Exercise materials:
_ _ _
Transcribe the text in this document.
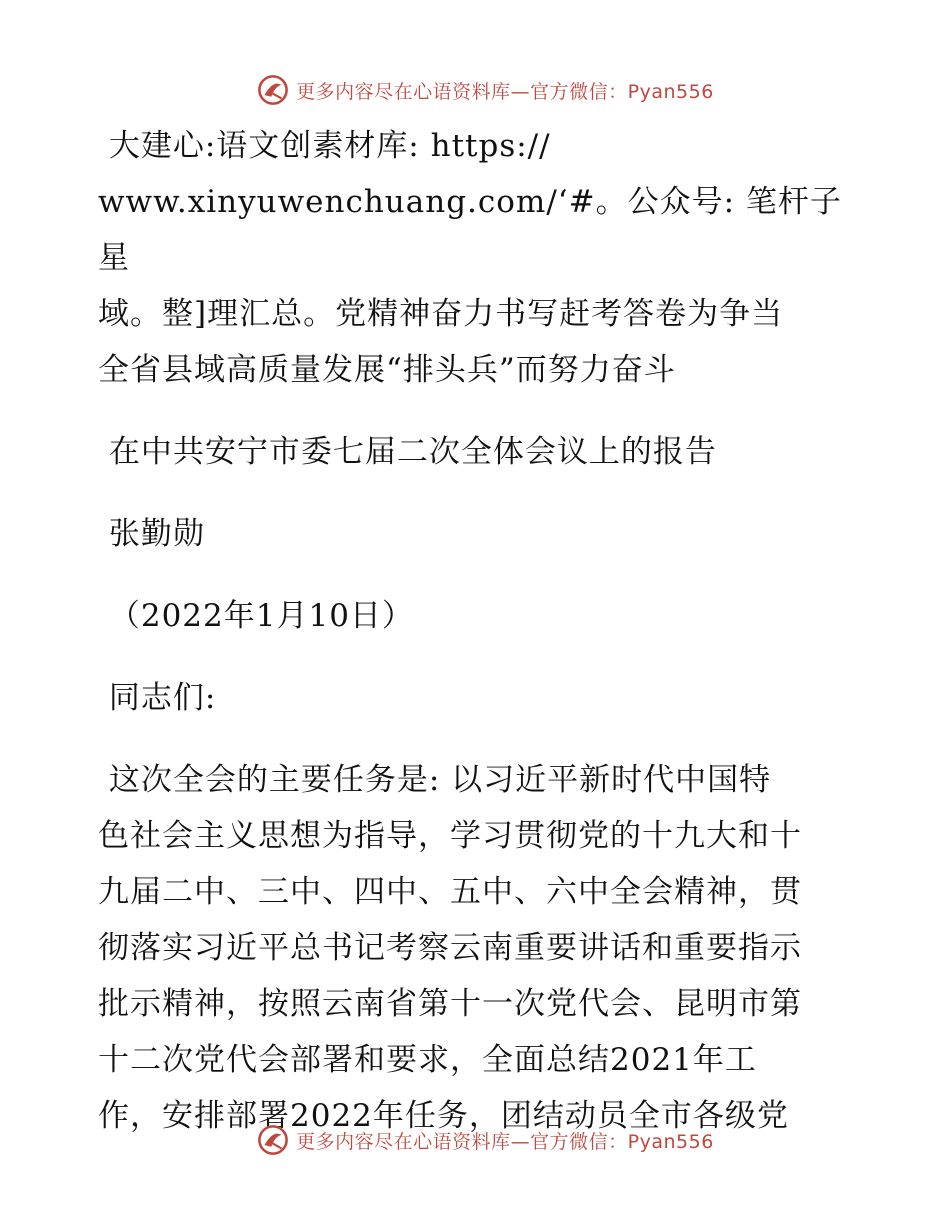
更多内容尽在心语资料库—官方微信：Pyan556

大建心:语文创素材库: https://

www.xinyuwenchuang.com/‘#。公众号: 笔杆子星

域。整]理汇总。党精神奋力书写赶考答卷为争当

全省县域高质量发展“排头兵”而努力奋斗

在中共安宁市委七届二次全体会议上的报告

张勤勋

（2022年1月10日）

同志们:

这次全会的主要任务是: 以习近平新时代中国特

色社会主义思想为指导，学习贯彻党的十九大和十

九届二中、三中、四中、五中、六中全会精神，贯

彻落实习近平总书记考察云南重要讲话和重要指示

批示精神，按照云南省第十一次党代会、昆明市第

十二次党代会部署和要求，全面总结2021年工

作，安排部署2022年任务，团结动员全市各级党

更多内容尽在心语资料库—官方微信：Pyan556
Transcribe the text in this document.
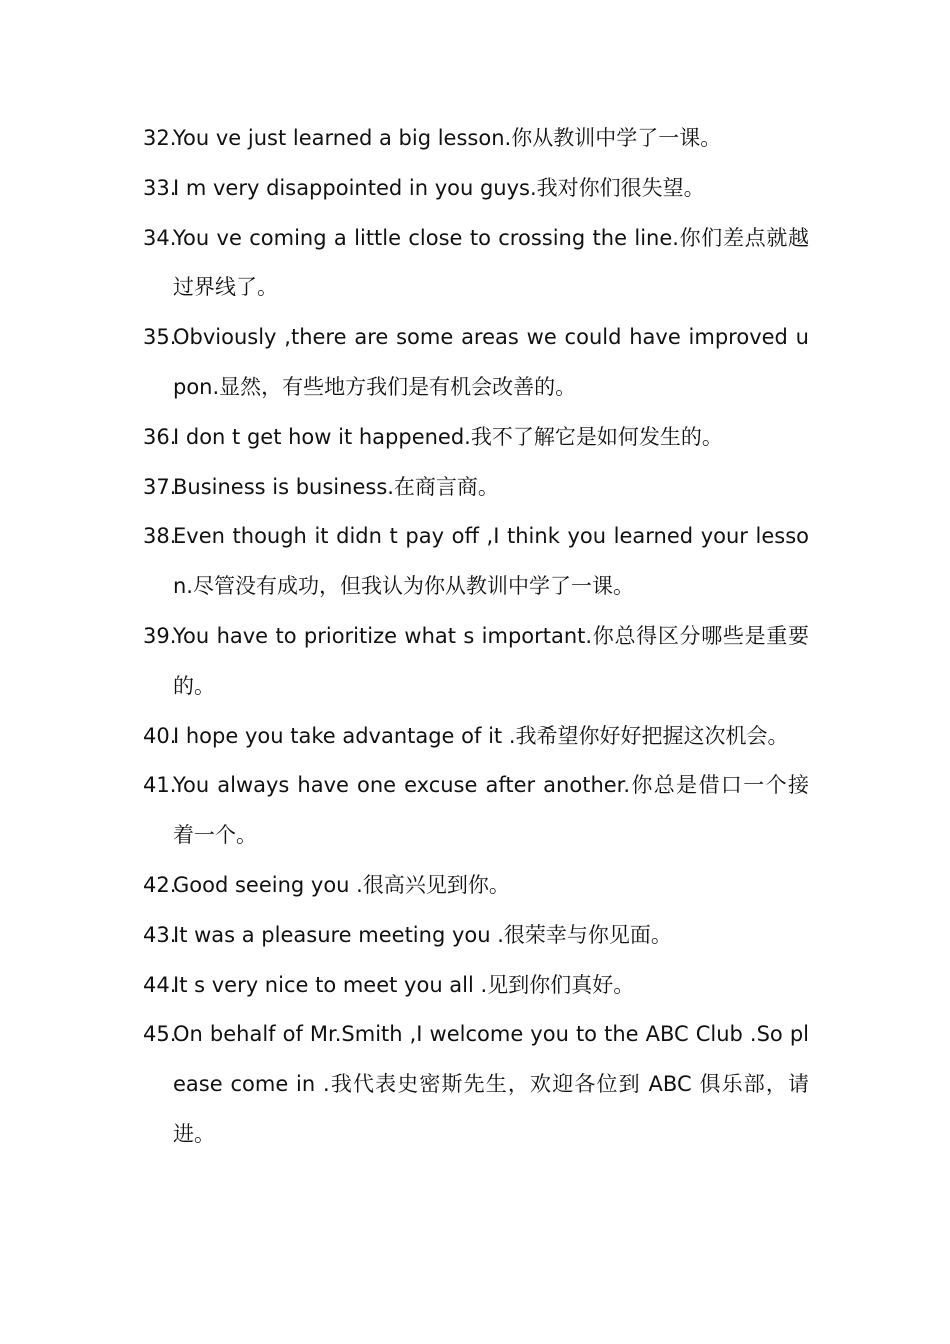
32.
You ve just learned a big lesson.你从教训中学了一课。
33.
I m very disappointed in you guys.我对你们很失望。
34.
You ve coming a little close to crossing the line.你们差点就越过界线了。
35.
Obviously ,there are some areas we could have improved upon.显然，有些地方我们是有机会改善的。
36.
I don t get how it happened.我不了解它是如何发生的。
37.
Business is business.在商言商。
38.
Even though it didn t pay off ,I think you learned your lesson.尽管没有成功，但我认为你从教训中学了一课。
39.
You have to prioritize what s important.你总得区分哪些是重要的。
40.
I hope you take advantage of it .我希望你好好把握这次机会。
41.
You always have one excuse after another.你总是借口一个接着一个。
42.
Good seeing you .很高兴见到你。
43.
It was a pleasure meeting you .很荣幸与你见面。
44.
It s very nice to meet you all .见到你们真好。
45.
On behalf of Mr.Smith ,I welcome you to the ABC Club .So please come in .我代表史密斯先生，欢迎各位到 ABC 俱乐部，请进。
_ _ _
Set task: List all lines where "have" occurs.

Final answer:
Obviously ,there are some areas we could have improved upon.显然，有些地方我们是有机会改善的。
You have to prioritize what s important.你总得区分哪些是重要的。
You always have one excuse after another.你总是借口一个接着一个。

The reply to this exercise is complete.